### Entries shown
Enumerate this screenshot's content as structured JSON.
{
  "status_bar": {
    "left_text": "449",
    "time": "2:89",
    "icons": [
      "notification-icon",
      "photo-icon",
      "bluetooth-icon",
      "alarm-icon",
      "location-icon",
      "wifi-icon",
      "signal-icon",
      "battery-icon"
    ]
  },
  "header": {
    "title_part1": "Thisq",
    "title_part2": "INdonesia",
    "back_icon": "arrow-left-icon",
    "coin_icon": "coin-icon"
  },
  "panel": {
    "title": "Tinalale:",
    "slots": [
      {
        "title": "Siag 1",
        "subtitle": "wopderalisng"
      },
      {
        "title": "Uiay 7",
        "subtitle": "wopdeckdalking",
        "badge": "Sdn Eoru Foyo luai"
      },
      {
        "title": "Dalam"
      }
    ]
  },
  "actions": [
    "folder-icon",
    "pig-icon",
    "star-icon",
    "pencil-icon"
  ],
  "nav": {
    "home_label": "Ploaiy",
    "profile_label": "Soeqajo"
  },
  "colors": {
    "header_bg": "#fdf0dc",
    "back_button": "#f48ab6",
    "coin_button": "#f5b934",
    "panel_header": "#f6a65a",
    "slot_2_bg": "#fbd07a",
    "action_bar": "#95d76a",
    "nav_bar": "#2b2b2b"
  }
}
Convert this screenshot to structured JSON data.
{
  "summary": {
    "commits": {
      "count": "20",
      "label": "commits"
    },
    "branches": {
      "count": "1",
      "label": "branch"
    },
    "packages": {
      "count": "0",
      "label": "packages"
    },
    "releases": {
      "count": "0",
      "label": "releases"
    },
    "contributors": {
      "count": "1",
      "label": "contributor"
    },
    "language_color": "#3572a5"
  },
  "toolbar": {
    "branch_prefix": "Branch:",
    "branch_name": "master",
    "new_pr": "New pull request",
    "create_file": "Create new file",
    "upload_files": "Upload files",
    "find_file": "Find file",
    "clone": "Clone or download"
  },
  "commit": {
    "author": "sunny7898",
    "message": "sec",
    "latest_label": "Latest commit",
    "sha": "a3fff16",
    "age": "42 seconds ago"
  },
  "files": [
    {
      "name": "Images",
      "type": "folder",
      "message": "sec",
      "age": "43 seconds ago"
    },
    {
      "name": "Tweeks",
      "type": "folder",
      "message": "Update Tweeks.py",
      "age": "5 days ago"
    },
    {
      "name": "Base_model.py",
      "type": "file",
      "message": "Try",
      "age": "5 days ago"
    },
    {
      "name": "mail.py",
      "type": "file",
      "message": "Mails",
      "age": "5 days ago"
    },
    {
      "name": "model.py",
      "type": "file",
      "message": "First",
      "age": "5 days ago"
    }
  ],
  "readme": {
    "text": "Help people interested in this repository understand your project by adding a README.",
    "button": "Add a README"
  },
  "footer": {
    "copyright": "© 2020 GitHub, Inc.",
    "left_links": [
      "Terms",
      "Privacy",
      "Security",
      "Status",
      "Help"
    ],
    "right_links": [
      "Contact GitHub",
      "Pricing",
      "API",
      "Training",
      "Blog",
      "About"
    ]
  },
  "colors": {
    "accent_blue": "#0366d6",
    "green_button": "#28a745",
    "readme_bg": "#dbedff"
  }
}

### The problem
Find the string "GitHub" in the entries above and return each line that holds it.

### Worked solution
    "copyright": "© 2020 GitHub, Inc.",
      "Contact GitHub",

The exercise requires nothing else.